## Start

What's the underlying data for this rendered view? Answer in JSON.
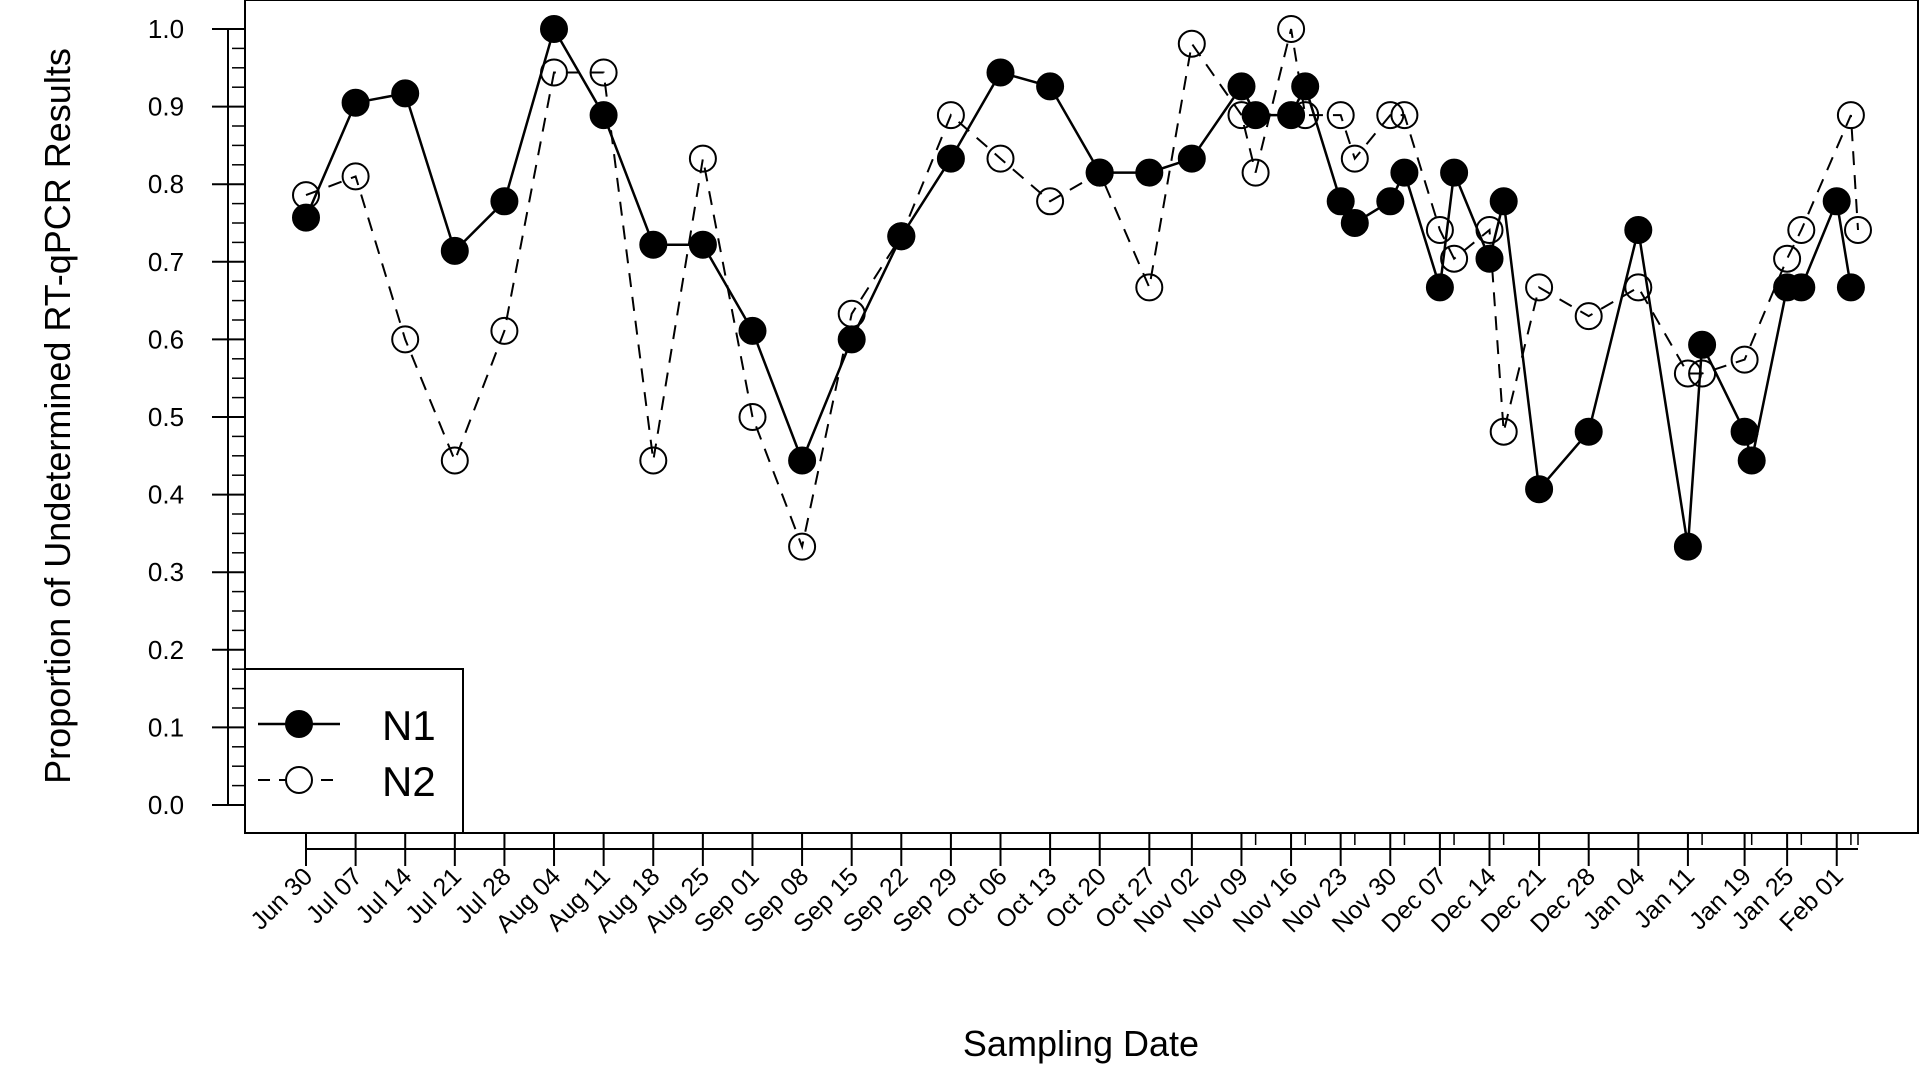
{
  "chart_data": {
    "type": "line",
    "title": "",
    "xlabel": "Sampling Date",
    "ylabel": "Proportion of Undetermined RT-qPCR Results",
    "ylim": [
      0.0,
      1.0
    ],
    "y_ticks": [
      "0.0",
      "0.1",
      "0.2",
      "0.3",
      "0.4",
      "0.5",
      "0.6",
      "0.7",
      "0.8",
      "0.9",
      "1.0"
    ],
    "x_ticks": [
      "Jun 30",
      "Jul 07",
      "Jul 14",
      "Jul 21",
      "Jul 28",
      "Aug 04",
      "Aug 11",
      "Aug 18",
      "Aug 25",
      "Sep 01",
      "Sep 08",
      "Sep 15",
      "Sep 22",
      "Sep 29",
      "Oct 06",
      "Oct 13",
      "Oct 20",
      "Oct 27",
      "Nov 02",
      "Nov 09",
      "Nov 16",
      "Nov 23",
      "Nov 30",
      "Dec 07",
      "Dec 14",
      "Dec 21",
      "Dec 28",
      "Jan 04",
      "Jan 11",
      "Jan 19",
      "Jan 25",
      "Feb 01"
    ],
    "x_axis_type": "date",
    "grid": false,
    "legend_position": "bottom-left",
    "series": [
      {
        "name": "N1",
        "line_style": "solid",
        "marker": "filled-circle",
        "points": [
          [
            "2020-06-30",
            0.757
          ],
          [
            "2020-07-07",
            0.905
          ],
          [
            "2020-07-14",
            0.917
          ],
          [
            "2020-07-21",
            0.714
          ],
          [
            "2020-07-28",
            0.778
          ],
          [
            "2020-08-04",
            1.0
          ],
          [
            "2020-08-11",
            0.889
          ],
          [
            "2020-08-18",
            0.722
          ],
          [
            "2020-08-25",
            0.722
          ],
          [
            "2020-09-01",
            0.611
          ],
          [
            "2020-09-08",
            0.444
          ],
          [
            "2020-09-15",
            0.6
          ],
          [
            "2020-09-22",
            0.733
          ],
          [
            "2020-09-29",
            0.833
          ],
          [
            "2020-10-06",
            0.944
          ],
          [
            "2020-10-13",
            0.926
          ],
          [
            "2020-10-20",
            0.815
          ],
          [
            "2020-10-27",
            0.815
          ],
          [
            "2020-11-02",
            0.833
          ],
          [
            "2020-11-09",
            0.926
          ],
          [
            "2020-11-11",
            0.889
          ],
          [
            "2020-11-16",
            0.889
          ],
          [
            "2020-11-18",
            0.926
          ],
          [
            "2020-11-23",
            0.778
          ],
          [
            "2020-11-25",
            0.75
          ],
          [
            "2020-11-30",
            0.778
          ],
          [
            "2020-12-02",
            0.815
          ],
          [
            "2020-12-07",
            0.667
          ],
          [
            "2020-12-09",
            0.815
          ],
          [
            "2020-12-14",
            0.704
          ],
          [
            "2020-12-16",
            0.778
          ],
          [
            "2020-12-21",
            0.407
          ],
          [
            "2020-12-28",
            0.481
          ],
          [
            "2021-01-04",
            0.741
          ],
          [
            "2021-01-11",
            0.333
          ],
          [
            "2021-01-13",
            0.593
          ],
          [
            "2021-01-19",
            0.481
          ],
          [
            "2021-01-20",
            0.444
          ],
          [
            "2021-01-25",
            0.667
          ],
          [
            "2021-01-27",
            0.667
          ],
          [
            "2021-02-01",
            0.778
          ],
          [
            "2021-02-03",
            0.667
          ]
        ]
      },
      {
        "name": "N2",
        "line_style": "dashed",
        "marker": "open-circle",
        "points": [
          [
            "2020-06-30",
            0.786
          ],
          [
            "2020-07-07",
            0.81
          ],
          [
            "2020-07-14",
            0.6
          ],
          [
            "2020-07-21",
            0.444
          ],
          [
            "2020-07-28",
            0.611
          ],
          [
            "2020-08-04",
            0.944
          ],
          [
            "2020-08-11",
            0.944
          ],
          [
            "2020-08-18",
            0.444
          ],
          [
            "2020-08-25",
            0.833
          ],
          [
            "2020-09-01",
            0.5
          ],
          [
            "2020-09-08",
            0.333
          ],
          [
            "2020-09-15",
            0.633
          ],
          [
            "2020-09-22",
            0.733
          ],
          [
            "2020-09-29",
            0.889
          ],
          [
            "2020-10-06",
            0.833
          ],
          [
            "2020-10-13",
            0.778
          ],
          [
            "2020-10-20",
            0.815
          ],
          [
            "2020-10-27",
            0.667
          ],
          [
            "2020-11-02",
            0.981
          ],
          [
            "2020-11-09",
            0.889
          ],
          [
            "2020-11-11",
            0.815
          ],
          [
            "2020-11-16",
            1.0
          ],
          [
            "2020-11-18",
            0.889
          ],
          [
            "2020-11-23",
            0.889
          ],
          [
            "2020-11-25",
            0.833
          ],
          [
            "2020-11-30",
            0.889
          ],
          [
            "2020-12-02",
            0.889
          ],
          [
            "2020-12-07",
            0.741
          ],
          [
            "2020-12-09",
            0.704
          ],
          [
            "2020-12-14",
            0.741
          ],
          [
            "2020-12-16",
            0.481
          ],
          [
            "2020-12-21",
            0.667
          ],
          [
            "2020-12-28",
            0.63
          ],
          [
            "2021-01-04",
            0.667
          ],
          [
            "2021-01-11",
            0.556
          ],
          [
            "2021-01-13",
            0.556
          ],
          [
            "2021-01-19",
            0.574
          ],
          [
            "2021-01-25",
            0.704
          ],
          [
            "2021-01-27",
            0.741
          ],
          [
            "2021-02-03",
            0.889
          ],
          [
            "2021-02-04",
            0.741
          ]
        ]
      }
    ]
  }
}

## End

▶ **Stated task**: Take the data above and repeat it exactly, leaving each picture out.

▶ **Exercise answer**:
What's the underlying data for this rendered view? Answer in JSON.
{
  "chart_data": {
    "type": "line",
    "title": "",
    "xlabel": "Sampling Date",
    "ylabel": "Proportion of Undetermined RT-qPCR Results",
    "ylim": [
      0.0,
      1.0
    ],
    "y_ticks": [
      "0.0",
      "0.1",
      "0.2",
      "0.3",
      "0.4",
      "0.5",
      "0.6",
      "0.7",
      "0.8",
      "0.9",
      "1.0"
    ],
    "x_ticks": [
      "Jun 30",
      "Jul 07",
      "Jul 14",
      "Jul 21",
      "Jul 28",
      "Aug 04",
      "Aug 11",
      "Aug 18",
      "Aug 25",
      "Sep 01",
      "Sep 08",
      "Sep 15",
      "Sep 22",
      "Sep 29",
      "Oct 06",
      "Oct 13",
      "Oct 20",
      "Oct 27",
      "Nov 02",
      "Nov 09",
      "Nov 16",
      "Nov 23",
      "Nov 30",
      "Dec 07",
      "Dec 14",
      "Dec 21",
      "Dec 28",
      "Jan 04",
      "Jan 11",
      "Jan 19",
      "Jan 25",
      "Feb 01"
    ],
    "x_axis_type": "date",
    "grid": false,
    "legend_position": "bottom-left",
    "series": [
      {
        "name": "N1",
        "line_style": "solid",
        "marker": "filled-circle",
        "points": [
          [
            "2020-06-30",
            0.757
          ],
          [
            "2020-07-07",
            0.905
          ],
          [
            "2020-07-14",
            0.917
          ],
          [
            "2020-07-21",
            0.714
          ],
          [
            "2020-07-28",
            0.778
          ],
          [
            "2020-08-04",
            1.0
          ],
          [
            "2020-08-11",
            0.889
          ],
          [
            "2020-08-18",
            0.722
          ],
          [
            "2020-08-25",
            0.722
          ],
          [
            "2020-09-01",
            0.611
          ],
          [
            "2020-09-08",
            0.444
          ],
          [
            "2020-09-15",
            0.6
          ],
          [
            "2020-09-22",
            0.733
          ],
          [
            "2020-09-29",
            0.833
          ],
          [
            "2020-10-06",
            0.944
          ],
          [
            "2020-10-13",
            0.926
          ],
          [
            "2020-10-20",
            0.815
          ],
          [
            "2020-10-27",
            0.815
          ],
          [
            "2020-11-02",
            0.833
          ],
          [
            "2020-11-09",
            0.926
          ],
          [
            "2020-11-11",
            0.889
          ],
          [
            "2020-11-16",
            0.889
          ],
          [
            "2020-11-18",
            0.926
          ],
          [
            "2020-11-23",
            0.778
          ],
          [
            "2020-11-25",
            0.75
          ],
          [
            "2020-11-30",
            0.778
          ],
          [
            "2020-12-02",
            0.815
          ],
          [
            "2020-12-07",
            0.667
          ],
          [
            "2020-12-09",
            0.815
          ],
          [
            "2020-12-14",
            0.704
          ],
          [
            "2020-12-16",
            0.778
          ],
          [
            "2020-12-21",
            0.407
          ],
          [
            "2020-12-28",
            0.481
          ],
          [
            "2021-01-04",
            0.741
          ],
          [
            "2021-01-11",
            0.333
          ],
          [
            "2021-01-13",
            0.593
          ],
          [
            "2021-01-19",
            0.481
          ],
          [
            "2021-01-20",
            0.444
          ],
          [
            "2021-01-25",
            0.667
          ],
          [
            "2021-01-27",
            0.667
          ],
          [
            "2021-02-01",
            0.778
          ],
          [
            "2021-02-03",
            0.667
          ]
        ]
      },
      {
        "name": "N2",
        "line_style": "dashed",
        "marker": "open-circle",
        "points": [
          [
            "2020-06-30",
            0.786
          ],
          [
            "2020-07-07",
            0.81
          ],
          [
            "2020-07-14",
            0.6
          ],
          [
            "2020-07-21",
            0.444
          ],
          [
            "2020-07-28",
            0.611
          ],
          [
            "2020-08-04",
            0.944
          ],
          [
            "2020-08-11",
            0.944
          ],
          [
            "2020-08-18",
            0.444
          ],
          [
            "2020-08-25",
            0.833
          ],
          [
            "2020-09-01",
            0.5
          ],
          [
            "2020-09-08",
            0.333
          ],
          [
            "2020-09-15",
            0.633
          ],
          [
            "2020-09-22",
            0.733
          ],
          [
            "2020-09-29",
            0.889
          ],
          [
            "2020-10-06",
            0.833
          ],
          [
            "2020-10-13",
            0.778
          ],
          [
            "2020-10-20",
            0.815
          ],
          [
            "2020-10-27",
            0.667
          ],
          [
            "2020-11-02",
            0.981
          ],
          [
            "2020-11-09",
            0.889
          ],
          [
            "2020-11-11",
            0.815
          ],
          [
            "2020-11-16",
            1.0
          ],
          [
            "2020-11-18",
            0.889
          ],
          [
            "2020-11-23",
            0.889
          ],
          [
            "2020-11-25",
            0.833
          ],
          [
            "2020-11-30",
            0.889
          ],
          [
            "2020-12-02",
            0.889
          ],
          [
            "2020-12-07",
            0.741
          ],
          [
            "2020-12-09",
            0.704
          ],
          [
            "2020-12-14",
            0.741
          ],
          [
            "2020-12-16",
            0.481
          ],
          [
            "2020-12-21",
            0.667
          ],
          [
            "2020-12-28",
            0.63
          ],
          [
            "2021-01-04",
            0.667
          ],
          [
            "2021-01-11",
            0.556
          ],
          [
            "2021-01-13",
            0.556
          ],
          [
            "2021-01-19",
            0.574
          ],
          [
            "2021-01-25",
            0.704
          ],
          [
            "2021-01-27",
            0.741
          ],
          [
            "2021-02-03",
            0.889
          ],
          [
            "2021-02-04",
            0.741
          ]
        ]
      }
    ]
  }
}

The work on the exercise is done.